Exercise objective = Below is a block of data; give all of it again word for word.

Rows from a dataset:

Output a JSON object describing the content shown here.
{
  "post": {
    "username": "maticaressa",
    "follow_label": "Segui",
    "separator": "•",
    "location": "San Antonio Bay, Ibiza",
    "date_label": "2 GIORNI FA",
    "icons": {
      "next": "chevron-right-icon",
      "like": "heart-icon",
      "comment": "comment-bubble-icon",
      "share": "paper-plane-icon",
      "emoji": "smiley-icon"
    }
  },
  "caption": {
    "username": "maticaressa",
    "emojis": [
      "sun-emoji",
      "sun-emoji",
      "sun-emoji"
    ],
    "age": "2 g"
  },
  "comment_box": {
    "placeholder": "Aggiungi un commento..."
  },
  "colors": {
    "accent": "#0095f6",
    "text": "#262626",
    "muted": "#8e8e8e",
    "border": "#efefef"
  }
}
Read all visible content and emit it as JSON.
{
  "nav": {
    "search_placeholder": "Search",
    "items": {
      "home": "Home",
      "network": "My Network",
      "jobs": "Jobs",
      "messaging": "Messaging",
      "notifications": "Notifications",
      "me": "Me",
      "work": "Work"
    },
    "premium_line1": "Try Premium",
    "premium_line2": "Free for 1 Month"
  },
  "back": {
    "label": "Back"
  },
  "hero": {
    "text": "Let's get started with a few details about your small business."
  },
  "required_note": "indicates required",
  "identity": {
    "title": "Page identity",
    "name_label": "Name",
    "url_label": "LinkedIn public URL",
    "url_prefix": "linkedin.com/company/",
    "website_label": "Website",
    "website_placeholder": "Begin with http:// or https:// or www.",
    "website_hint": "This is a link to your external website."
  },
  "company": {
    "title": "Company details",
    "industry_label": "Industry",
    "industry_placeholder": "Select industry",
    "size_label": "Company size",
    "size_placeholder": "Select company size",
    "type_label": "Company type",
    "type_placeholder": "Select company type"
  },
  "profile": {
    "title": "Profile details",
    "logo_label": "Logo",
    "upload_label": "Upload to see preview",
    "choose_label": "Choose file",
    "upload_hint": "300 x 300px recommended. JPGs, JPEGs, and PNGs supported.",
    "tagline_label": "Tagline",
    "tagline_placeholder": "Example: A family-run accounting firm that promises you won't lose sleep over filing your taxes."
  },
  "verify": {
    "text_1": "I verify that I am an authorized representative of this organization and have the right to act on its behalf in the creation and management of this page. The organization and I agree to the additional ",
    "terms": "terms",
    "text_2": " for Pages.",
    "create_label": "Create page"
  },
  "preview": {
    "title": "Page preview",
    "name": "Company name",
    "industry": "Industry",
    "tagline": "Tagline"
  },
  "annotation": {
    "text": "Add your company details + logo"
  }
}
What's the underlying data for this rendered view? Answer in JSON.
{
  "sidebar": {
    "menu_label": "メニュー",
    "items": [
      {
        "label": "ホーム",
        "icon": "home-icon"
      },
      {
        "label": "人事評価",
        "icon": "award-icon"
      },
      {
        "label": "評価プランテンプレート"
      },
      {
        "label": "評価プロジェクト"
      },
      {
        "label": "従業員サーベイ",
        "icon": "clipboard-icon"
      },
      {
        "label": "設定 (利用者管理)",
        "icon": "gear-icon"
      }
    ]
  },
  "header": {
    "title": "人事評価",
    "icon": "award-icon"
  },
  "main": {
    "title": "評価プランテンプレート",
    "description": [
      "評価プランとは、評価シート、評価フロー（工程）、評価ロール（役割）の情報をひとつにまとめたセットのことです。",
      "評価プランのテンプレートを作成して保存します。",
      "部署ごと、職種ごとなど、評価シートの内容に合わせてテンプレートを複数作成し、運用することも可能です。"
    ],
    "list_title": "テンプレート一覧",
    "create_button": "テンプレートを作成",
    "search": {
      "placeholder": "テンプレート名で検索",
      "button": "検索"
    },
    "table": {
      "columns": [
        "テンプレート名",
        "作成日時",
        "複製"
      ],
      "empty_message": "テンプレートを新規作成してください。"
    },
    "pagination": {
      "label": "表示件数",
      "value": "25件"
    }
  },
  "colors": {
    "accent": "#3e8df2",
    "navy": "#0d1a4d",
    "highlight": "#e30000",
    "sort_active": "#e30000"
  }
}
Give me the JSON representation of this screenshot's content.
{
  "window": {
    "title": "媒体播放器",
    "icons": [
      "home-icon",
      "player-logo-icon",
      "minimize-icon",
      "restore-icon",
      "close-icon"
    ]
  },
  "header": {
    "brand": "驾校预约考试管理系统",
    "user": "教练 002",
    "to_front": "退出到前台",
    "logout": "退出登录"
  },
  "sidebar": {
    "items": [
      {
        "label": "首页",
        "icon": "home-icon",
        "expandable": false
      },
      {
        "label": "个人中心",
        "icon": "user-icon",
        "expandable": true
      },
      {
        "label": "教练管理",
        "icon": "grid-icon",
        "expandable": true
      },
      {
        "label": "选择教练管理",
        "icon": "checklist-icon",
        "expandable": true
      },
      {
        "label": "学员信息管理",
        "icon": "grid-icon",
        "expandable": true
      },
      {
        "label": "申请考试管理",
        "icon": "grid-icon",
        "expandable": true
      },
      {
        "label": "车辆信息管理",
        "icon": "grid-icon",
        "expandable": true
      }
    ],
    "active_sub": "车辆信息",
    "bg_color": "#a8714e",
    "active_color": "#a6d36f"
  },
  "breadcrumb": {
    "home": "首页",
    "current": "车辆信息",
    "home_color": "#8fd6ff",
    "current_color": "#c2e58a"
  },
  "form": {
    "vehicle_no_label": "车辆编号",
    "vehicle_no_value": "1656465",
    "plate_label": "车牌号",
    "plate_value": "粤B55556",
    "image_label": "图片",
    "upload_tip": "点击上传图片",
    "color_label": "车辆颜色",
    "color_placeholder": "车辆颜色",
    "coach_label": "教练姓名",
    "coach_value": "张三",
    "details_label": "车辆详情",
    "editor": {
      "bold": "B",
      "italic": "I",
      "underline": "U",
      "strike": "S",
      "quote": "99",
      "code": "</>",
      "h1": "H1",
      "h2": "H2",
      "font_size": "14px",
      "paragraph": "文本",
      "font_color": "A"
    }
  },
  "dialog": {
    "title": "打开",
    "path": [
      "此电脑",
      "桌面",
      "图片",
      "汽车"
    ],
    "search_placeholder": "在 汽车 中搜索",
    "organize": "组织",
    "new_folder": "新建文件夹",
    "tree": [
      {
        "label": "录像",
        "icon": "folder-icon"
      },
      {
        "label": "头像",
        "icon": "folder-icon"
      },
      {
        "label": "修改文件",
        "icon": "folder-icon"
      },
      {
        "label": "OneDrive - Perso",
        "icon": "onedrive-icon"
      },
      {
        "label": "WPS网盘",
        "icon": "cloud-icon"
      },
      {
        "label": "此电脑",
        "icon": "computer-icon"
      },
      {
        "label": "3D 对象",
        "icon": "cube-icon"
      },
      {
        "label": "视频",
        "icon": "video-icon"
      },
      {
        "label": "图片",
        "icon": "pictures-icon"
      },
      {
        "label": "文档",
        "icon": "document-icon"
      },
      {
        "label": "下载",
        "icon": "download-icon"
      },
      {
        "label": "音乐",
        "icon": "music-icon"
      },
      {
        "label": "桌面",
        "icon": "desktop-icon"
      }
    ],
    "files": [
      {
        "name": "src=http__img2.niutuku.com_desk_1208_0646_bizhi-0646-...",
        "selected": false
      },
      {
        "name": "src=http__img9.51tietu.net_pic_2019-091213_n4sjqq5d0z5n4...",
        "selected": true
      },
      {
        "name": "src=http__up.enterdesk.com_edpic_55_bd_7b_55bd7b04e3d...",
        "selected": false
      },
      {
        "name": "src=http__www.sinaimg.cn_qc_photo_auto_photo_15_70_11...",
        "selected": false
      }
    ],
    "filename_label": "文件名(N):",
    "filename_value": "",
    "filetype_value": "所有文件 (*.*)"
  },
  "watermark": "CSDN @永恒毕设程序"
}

Solved exercise =
Output a JSON object describing the content shown here.
{
  "post": {
    "username": "maticaressa",
    "follow_label": "Segui",
    "separator": "•",
    "location": "San Antonio Bay, Ibiza",
    "date_label": "2 GIORNI FA",
    "icons": {
      "next": "chevron-right-icon",
      "like": "heart-icon",
      "comment": "comment-bubble-icon",
      "share": "paper-plane-icon",
      "emoji": "smiley-icon"
    }
  },
  "caption": {
    "username": "maticaressa",
    "emojis": [
      "sun-emoji",
      "sun-emoji",
      "sun-emoji"
    ],
    "age": "2 g"
  },
  "comment_box": {
    "placeholder": "Aggiungi un commento..."
  },
  "colors": {
    "accent": "#0095f6",
    "text": "#262626",
    "muted": "#8e8e8e",
    "border": "#efefef"
  }
}
Read all visible content and emit it as JSON.
{
  "nav": {
    "search_placeholder": "Search",
    "items": {
      "home": "Home",
      "network": "My Network",
      "jobs": "Jobs",
      "messaging": "Messaging",
      "notifications": "Notifications",
      "me": "Me",
      "work": "Work"
    },
    "premium_line1": "Try Premium",
    "premium_line2": "Free for 1 Month"
  },
  "back": {
    "label": "Back"
  },
  "hero": {
    "text": "Let's get started with a few details about your small business."
  },
  "required_note": "indicates required",
  "identity": {
    "title": "Page identity",
    "name_label": "Name",
    "url_label": "LinkedIn public URL",
    "url_prefix": "linkedin.com/company/",
    "website_label": "Website",
    "website_placeholder": "Begin with http:// or https:// or www.",
    "website_hint": "This is a link to your external website."
  },
  "company": {
    "title": "Company details",
    "industry_label": "Industry",
    "industry_placeholder": "Select industry",
    "size_label": "Company size",
    "size_placeholder": "Select company size",
    "type_label": "Company type",
    "type_placeholder": "Select company type"
  },
  "profile": {
    "title": "Profile details",
    "logo_label": "Logo",
    "upload_label": "Upload to see preview",
    "choose_label": "Choose file",
    "upload_hint": "300 x 300px recommended. JPGs, JPEGs, and PNGs supported.",
    "tagline_label": "Tagline",
    "tagline_placeholder": "Example: A family-run accounting firm that promises you won't lose sleep over filing your taxes."
  },
  "verify": {
    "text_1": "I verify that I am an authorized representative of this organization and have the right to act on its behalf in the creation and management of this page. The organization and I agree to the additional ",
    "terms": "terms",
    "text_2": " for Pages.",
    "create_label": "Create page"
  },
  "preview": {
    "title": "Page preview",
    "name": "Company name",
    "industry": "Industry",
    "tagline": "Tagline"
  },
  "annotation": {
    "text": "Add your company details + logo"
  }
}
What's the underlying data for this rendered view? Answer in JSON.
{
  "sidebar": {
    "menu_label": "メニュー",
    "items": [
      {
        "label": "ホーム",
        "icon": "home-icon"
      },
      {
        "label": "人事評価",
        "icon": "award-icon"
      },
      {
        "label": "評価プランテンプレート"
      },
      {
        "label": "評価プロジェクト"
      },
      {
        "label": "従業員サーベイ",
        "icon": "clipboard-icon"
      },
      {
        "label": "設定 (利用者管理)",
        "icon": "gear-icon"
      }
    ]
  },
  "header": {
    "title": "人事評価",
    "icon": "award-icon"
  },
  "main": {
    "title": "評価プランテンプレート",
    "description": [
      "評価プランとは、評価シート、評価フロー（工程）、評価ロール（役割）の情報をひとつにまとめたセットのことです。",
      "評価プランのテンプレートを作成して保存します。",
      "部署ごと、職種ごとなど、評価シートの内容に合わせてテンプレートを複数作成し、運用することも可能です。"
    ],
    "list_title": "テンプレート一覧",
    "create_button": "テンプレートを作成",
    "search": {
      "placeholder": "テンプレート名で検索",
      "button": "検索"
    },
    "table": {
      "columns": [
        "テンプレート名",
        "作成日時",
        "複製"
      ],
      "empty_message": "テンプレートを新規作成してください。"
    },
    "pagination": {
      "label": "表示件数",
      "value": "25件"
    }
  },
  "colors": {
    "accent": "#3e8df2",
    "navy": "#0d1a4d",
    "highlight": "#e30000",
    "sort_active": "#e30000"
  }
}
Give me the JSON representation of this screenshot's content.
{
  "window": {
    "title": "媒体播放器",
    "icons": [
      "home-icon",
      "player-logo-icon",
      "minimize-icon",
      "restore-icon",
      "close-icon"
    ]
  },
  "header": {
    "brand": "驾校预约考试管理系统",
    "user": "教练 002",
    "to_front": "退出到前台",
    "logout": "退出登录"
  },
  "sidebar": {
    "items": [
      {
        "label": "首页",
        "icon": "home-icon",
        "expandable": false
      },
      {
        "label": "个人中心",
        "icon": "user-icon",
        "expandable": true
      },
      {
        "label": "教练管理",
        "icon": "grid-icon",
        "expandable": true
      },
      {
        "label": "选择教练管理",
        "icon": "checklist-icon",
        "expandable": true
      },
      {
        "label": "学员信息管理",
        "icon": "grid-icon",
        "expandable": true
      },
      {
        "label": "申请考试管理",
        "icon": "grid-icon",
        "expandable": true
      },
      {
        "label": "车辆信息管理",
        "icon": "grid-icon",
        "expandable": true
      }
    ],
    "active_sub": "车辆信息",
    "bg_color": "#a8714e",
    "active_color": "#a6d36f"
  },
  "breadcrumb": {
    "home": "首页",
    "current": "车辆信息",
    "home_color": "#8fd6ff",
    "current_color": "#c2e58a"
  },
  "form": {
    "vehicle_no_label": "车辆编号",
    "vehicle_no_value": "1656465",
    "plate_label": "车牌号",
    "plate_value": "粤B55556",
    "image_label": "图片",
    "upload_tip": "点击上传图片",
    "color_label": "车辆颜色",
    "color_placeholder": "车辆颜色",
    "coach_label": "教练姓名",
    "coach_value": "张三",
    "details_label": "车辆详情",
    "editor": {
      "bold": "B",
      "italic": "I",
      "underline": "U",
      "strike": "S",
      "quote": "99",
      "code": "</>",
      "h1": "H1",
      "h2": "H2",
      "font_size": "14px",
      "paragraph": "文本",
      "font_color": "A"
    }
  },
  "dialog": {
    "title": "打开",
    "path": [
      "此电脑",
      "桌面",
      "图片",
      "汽车"
    ],
    "search_placeholder": "在 汽车 中搜索",
    "organize": "组织",
    "new_folder": "新建文件夹",
    "tree": [
      {
        "label": "录像",
        "icon": "folder-icon"
      },
      {
        "label": "头像",
        "icon": "folder-icon"
      },
      {
        "label": "修改文件",
        "icon": "folder-icon"
      },
      {
        "label": "OneDrive - Perso",
        "icon": "onedrive-icon"
      },
      {
        "label": "WPS网盘",
        "icon": "cloud-icon"
      },
      {
        "label": "此电脑",
        "icon": "computer-icon"
      },
      {
        "label": "3D 对象",
        "icon": "cube-icon"
      },
      {
        "label": "视频",
        "icon": "video-icon"
      },
      {
        "label": "图片",
        "icon": "pictures-icon"
      },
      {
        "label": "文档",
        "icon": "document-icon"
      },
      {
        "label": "下载",
        "icon": "download-icon"
      },
      {
        "label": "音乐",
        "icon": "music-icon"
      },
      {
        "label": "桌面",
        "icon": "desktop-icon"
      }
    ],
    "files": [
      {
        "name": "src=http__img2.niutuku.com_desk_1208_0646_bizhi-0646-...",
        "selected": false
      },
      {
        "name": "src=http__img9.51tietu.net_pic_2019-091213_n4sjqq5d0z5n4...",
        "selected": true
      },
      {
        "name": "src=http__up.enterdesk.com_edpic_55_bd_7b_55bd7b04e3d...",
        "selected": false
      },
      {
        "name": "src=http__www.sinaimg.cn_qc_photo_auto_photo_15_70_11...",
        "selected": false
      }
    ],
    "filename_label": "文件名(N):",
    "filename_value": "",
    "filetype_value": "所有文件 (*.*)"
  },
  "watermark": "CSDN @永恒毕设程序"
}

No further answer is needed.